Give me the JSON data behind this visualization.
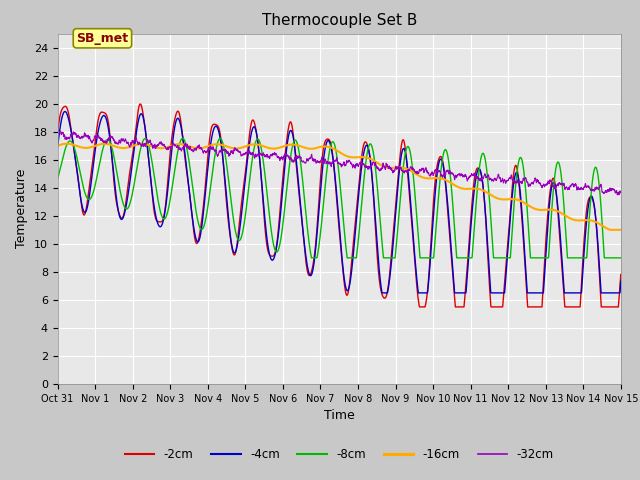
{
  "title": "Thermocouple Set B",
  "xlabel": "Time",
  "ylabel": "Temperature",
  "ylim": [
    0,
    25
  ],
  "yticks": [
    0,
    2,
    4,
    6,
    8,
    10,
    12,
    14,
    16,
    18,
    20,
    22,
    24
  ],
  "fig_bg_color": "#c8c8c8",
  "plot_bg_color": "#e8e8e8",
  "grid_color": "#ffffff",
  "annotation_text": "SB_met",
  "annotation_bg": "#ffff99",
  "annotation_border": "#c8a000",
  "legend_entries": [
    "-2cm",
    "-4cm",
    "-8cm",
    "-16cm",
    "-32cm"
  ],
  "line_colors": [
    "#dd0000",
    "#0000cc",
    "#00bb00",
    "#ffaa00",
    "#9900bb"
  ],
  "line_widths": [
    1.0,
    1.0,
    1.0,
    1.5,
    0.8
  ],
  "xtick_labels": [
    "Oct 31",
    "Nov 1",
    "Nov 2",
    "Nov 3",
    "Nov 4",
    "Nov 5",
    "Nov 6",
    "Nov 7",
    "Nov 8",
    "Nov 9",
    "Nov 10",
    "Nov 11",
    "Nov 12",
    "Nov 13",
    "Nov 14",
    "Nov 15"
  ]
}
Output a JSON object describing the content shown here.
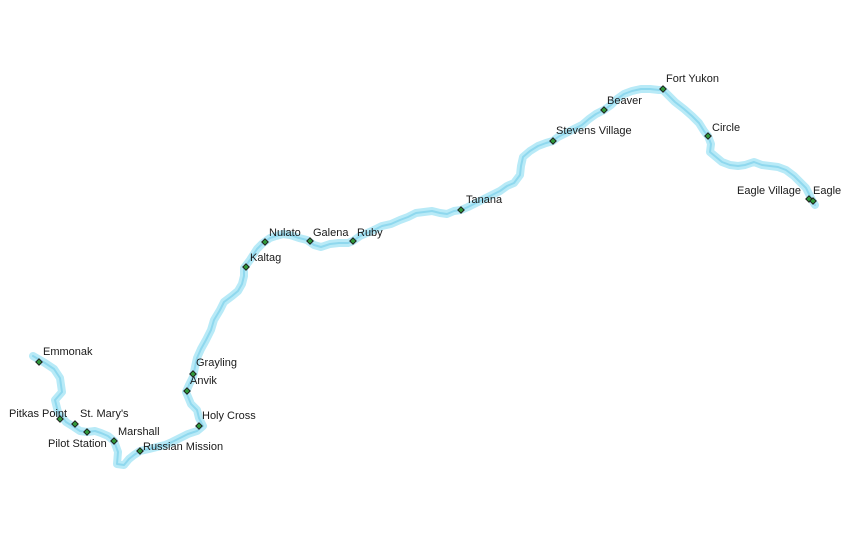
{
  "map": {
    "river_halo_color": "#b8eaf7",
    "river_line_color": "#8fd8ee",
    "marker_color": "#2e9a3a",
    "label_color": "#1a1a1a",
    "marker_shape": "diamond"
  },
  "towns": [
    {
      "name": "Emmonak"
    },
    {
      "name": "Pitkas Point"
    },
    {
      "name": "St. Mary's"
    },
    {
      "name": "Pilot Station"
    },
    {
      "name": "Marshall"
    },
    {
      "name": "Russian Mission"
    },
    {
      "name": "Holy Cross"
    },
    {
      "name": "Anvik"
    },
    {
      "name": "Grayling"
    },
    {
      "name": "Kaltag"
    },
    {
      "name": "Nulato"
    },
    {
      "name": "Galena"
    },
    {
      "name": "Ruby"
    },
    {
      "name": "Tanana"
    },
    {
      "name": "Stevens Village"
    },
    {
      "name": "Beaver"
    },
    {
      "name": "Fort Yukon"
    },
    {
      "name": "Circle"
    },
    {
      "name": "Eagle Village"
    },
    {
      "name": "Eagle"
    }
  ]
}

**GIVEN REQUEST:**
Leave the pictures out. Extract exactly the lines running from the one with "Output a JSON" through the last entry, both ends included.

**OUTPUT:**
Output a JSON object describing the content shown here.
{
  "map": {
    "river_halo_color": "#b8eaf7",
    "river_line_color": "#8fd8ee",
    "marker_color": "#2e9a3a",
    "label_color": "#1a1a1a",
    "marker_shape": "diamond"
  },
  "towns": [
    {
      "name": "Emmonak"
    },
    {
      "name": "Pitkas Point"
    },
    {
      "name": "St. Mary's"
    },
    {
      "name": "Pilot Station"
    },
    {
      "name": "Marshall"
    },
    {
      "name": "Russian Mission"
    },
    {
      "name": "Holy Cross"
    },
    {
      "name": "Anvik"
    },
    {
      "name": "Grayling"
    },
    {
      "name": "Kaltag"
    },
    {
      "name": "Nulato"
    },
    {
      "name": "Galena"
    },
    {
      "name": "Ruby"
    },
    {
      "name": "Tanana"
    },
    {
      "name": "Stevens Village"
    },
    {
      "name": "Beaver"
    },
    {
      "name": "Fort Yukon"
    },
    {
      "name": "Circle"
    },
    {
      "name": "Eagle Village"
    },
    {
      "name": "Eagle"
    }
  ]
}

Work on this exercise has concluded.